Write out, exactly as they appear, only the lines running from the line with "What data populates" to the final line of the listing; include both.
================================
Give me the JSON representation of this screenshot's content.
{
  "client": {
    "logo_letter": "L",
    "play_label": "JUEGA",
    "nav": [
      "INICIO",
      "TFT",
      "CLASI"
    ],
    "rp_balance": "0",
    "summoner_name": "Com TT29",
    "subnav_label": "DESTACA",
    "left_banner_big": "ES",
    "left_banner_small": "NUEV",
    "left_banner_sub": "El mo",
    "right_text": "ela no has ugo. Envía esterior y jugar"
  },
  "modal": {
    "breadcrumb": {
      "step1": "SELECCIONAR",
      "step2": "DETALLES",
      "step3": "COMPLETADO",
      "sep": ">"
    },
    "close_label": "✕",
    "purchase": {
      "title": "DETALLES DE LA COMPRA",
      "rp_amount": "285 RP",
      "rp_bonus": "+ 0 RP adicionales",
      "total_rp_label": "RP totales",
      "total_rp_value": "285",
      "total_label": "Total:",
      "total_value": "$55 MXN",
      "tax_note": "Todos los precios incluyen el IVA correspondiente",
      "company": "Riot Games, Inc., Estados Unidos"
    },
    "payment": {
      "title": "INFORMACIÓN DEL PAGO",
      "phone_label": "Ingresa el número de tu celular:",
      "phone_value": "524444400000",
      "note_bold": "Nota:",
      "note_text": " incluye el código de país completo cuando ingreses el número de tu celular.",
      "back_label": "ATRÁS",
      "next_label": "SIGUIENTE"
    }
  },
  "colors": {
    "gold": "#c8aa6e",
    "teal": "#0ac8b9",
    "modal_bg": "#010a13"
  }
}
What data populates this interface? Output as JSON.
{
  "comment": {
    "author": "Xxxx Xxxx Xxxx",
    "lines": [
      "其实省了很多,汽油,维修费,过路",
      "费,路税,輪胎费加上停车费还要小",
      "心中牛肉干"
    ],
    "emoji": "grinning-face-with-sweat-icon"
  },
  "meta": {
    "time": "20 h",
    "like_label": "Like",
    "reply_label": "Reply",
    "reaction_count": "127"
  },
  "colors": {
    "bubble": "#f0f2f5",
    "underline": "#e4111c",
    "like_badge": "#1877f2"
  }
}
================================
- _Solution to this exercise_
What data populates this interface? Output as JSON.
{
  "comment": {
    "author": "Xxxx Xxxx Xxxx",
    "lines": [
      "其实省了很多,汽油,维修费,过路",
      "费,路税,輪胎费加上停车费还要小",
      "心中牛肉干"
    ],
    "emoji": "grinning-face-with-sweat-icon"
  },
  "meta": {
    "time": "20 h",
    "like_label": "Like",
    "reply_label": "Reply",
    "reaction_count": "127"
  },
  "colors": {
    "bubble": "#f0f2f5",
    "underline": "#e4111c",
    "like_badge": "#1877f2"
  }
}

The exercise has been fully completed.